§ TASK DIRECTIONS
Find the lines that contain the word "Country" and copy each one.

§ EXERCISE MATERIALS
* * *

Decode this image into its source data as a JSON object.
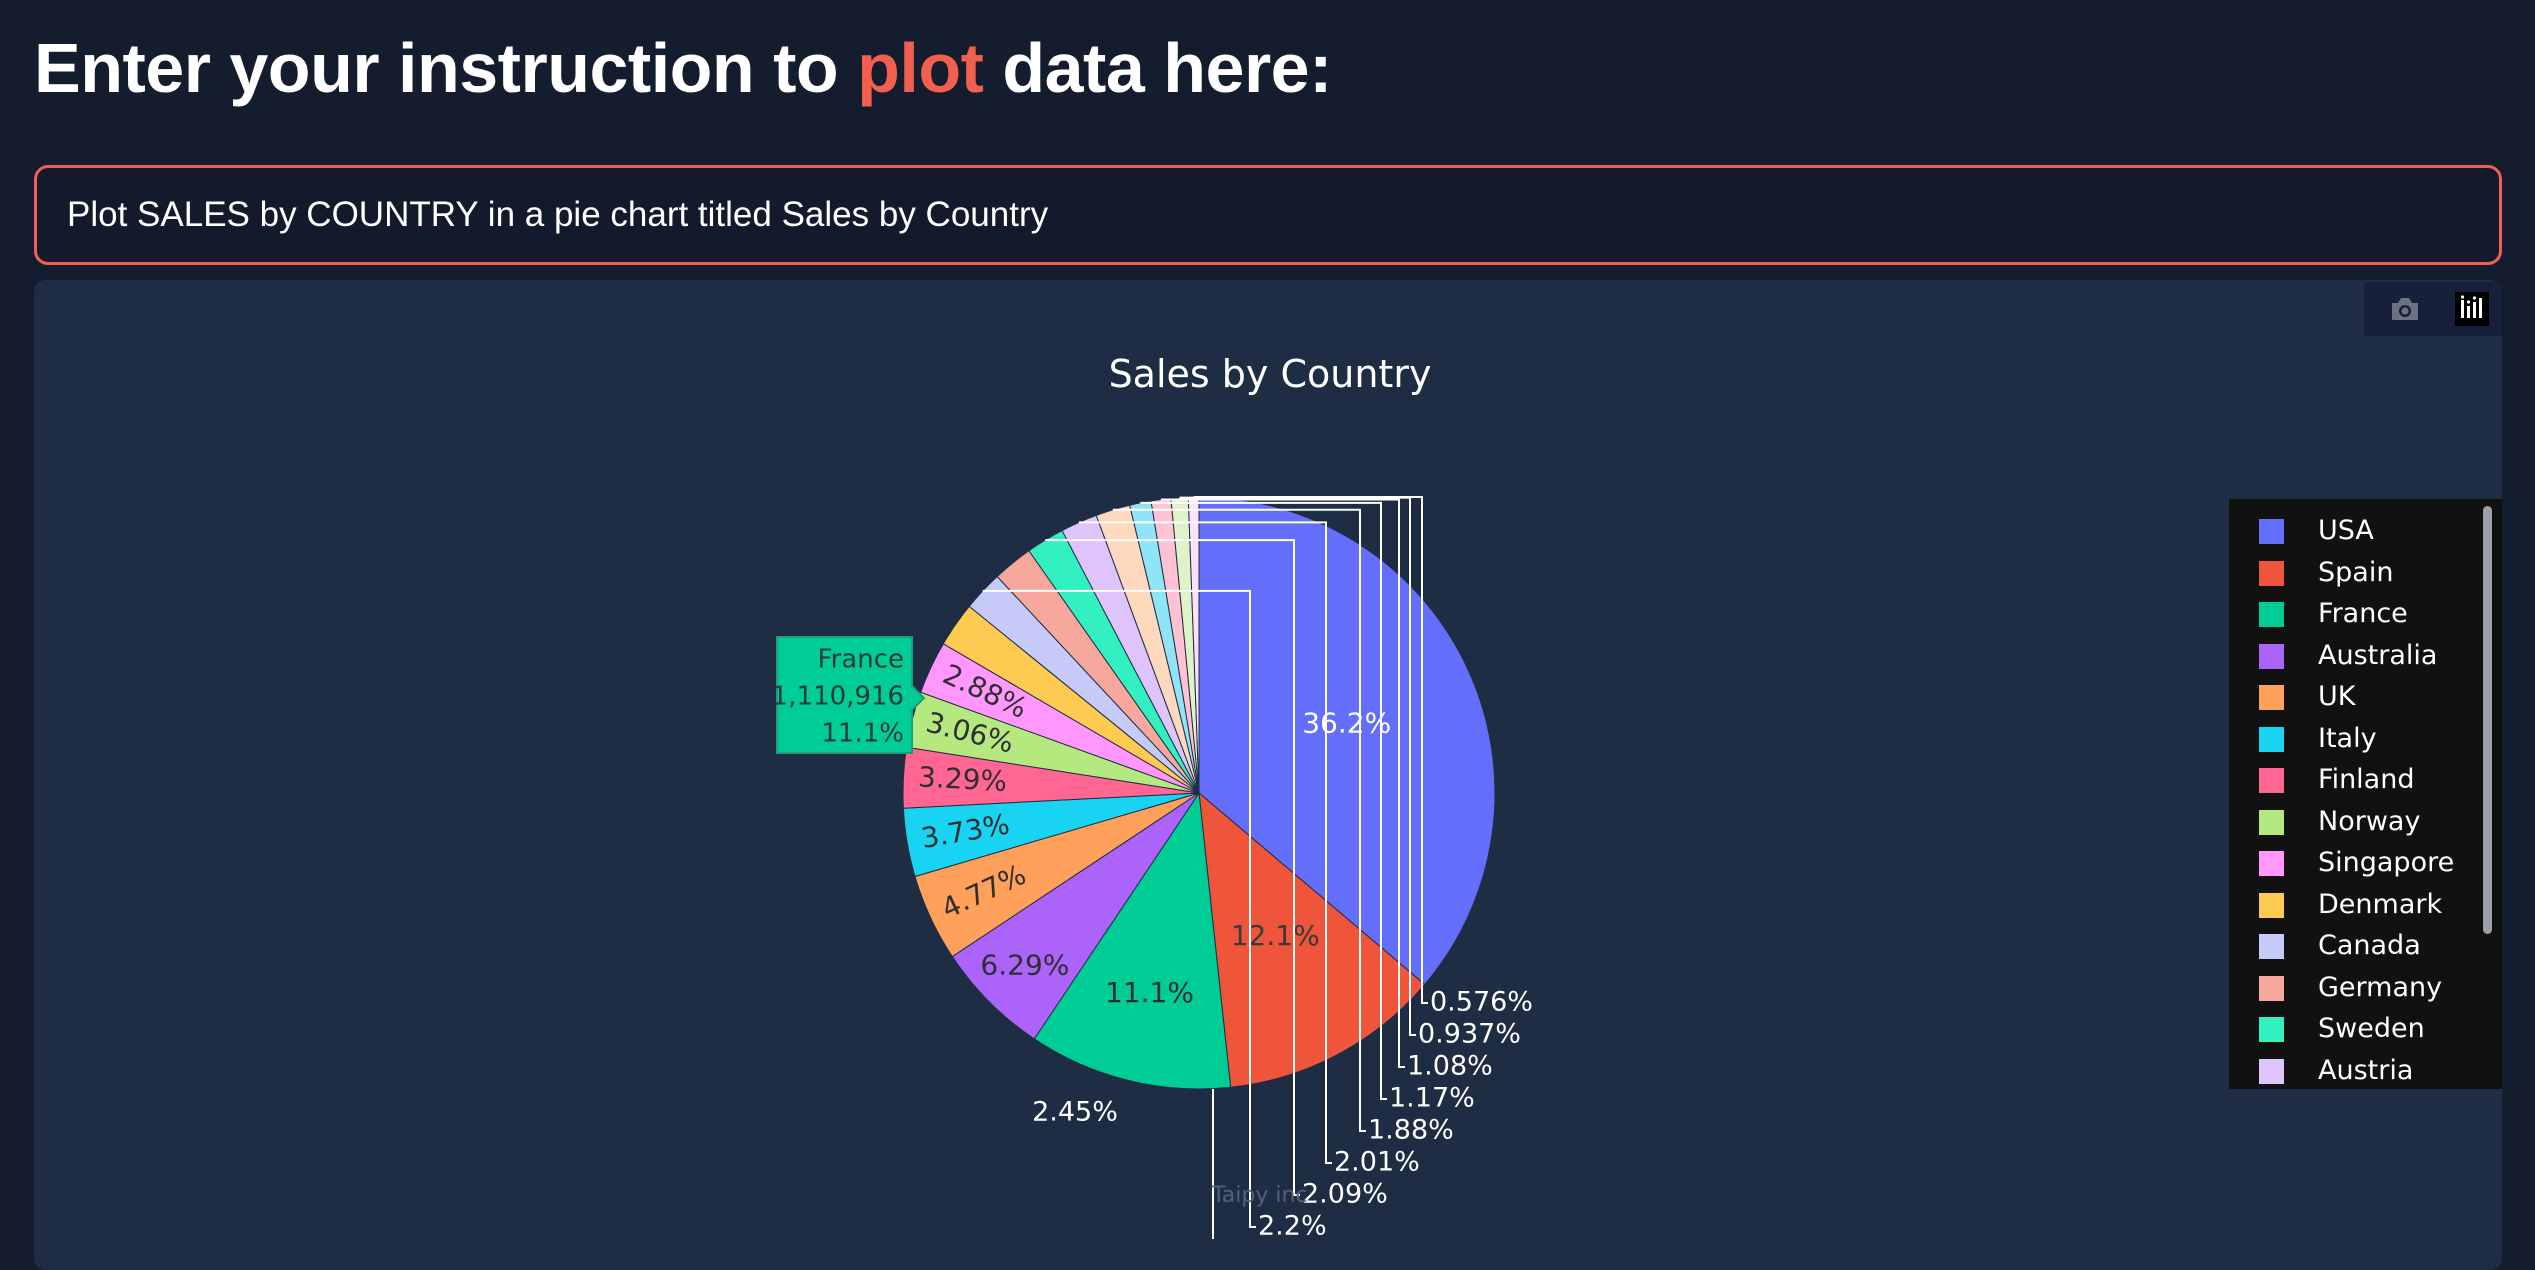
{
  "header": {
    "title_prefix": "Enter your instruction to ",
    "title_accent": "plot",
    "title_suffix": " data here:"
  },
  "prompt": {
    "value": "Plot SALES by COUNTRY in a pie chart titled Sales by Country"
  },
  "toolbar": {
    "camera_icon": "camera-icon",
    "logo_icon": "plotly-logo-icon"
  },
  "watermark": "Taipy inc",
  "chart_data": {
    "type": "pie",
    "title": "Sales by Country",
    "tooltip": {
      "label": "France",
      "value": "1,110,916",
      "percent": "11.1%"
    },
    "slices": [
      {
        "label": "USA",
        "value": 36.2,
        "text": "36.2%",
        "color": "#636efa"
      },
      {
        "label": "Spain",
        "value": 12.1,
        "text": "12.1%",
        "color": "#ef553b"
      },
      {
        "label": "France",
        "value": 11.1,
        "text": "11.1%",
        "color": "#00cc96"
      },
      {
        "label": "Australia",
        "value": 6.29,
        "text": "6.29%",
        "color": "#ab63fa"
      },
      {
        "label": "UK",
        "value": 4.77,
        "text": "4.77%",
        "color": "#ffa15a"
      },
      {
        "label": "Italy",
        "value": 3.73,
        "text": "3.73%",
        "color": "#19d3f3"
      },
      {
        "label": "Finland",
        "value": 3.29,
        "text": "3.29%",
        "color": "#ff6692"
      },
      {
        "label": "Norway",
        "value": 3.06,
        "text": "3.06%",
        "color": "#b6e880"
      },
      {
        "label": "Singapore",
        "value": 2.88,
        "text": "2.88%",
        "color": "#ff97ff"
      },
      {
        "label": "Denmark",
        "value": 2.45,
        "text": "2.45%",
        "color": "#fecb52"
      },
      {
        "label": "Canada",
        "value": 2.2,
        "text": "2.2%",
        "color": "#c6caf9"
      },
      {
        "label": "Germany",
        "value": 2.2,
        "text": "",
        "color": "#f7a89c"
      },
      {
        "label": "Sweden",
        "value": 2.09,
        "text": "2.09%",
        "color": "#33f0c0"
      },
      {
        "label": "Austria",
        "value": 2.01,
        "text": "2.01%",
        "color": "#dfc4fb"
      },
      {
        "label": "",
        "value": 1.88,
        "text": "1.88%",
        "color": "#ffd9bd"
      },
      {
        "label": "",
        "value": 1.17,
        "text": "1.17%",
        "color": "#8fe4f8"
      },
      {
        "label": "",
        "value": 1.08,
        "text": "1.08%",
        "color": "#ffc2d3"
      },
      {
        "label": "",
        "value": 0.937,
        "text": "0.937%",
        "color": "#dff3c9"
      },
      {
        "label": "",
        "value": 0.576,
        "text": "0.576%",
        "color": "#ffe0ff"
      }
    ]
  }
}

* * *

§ RESULT OF THIS TASK
    "value": "Plot SALES by COUNTRY in a pie chart titled Sales by Country"
    "title": "Sales by Country",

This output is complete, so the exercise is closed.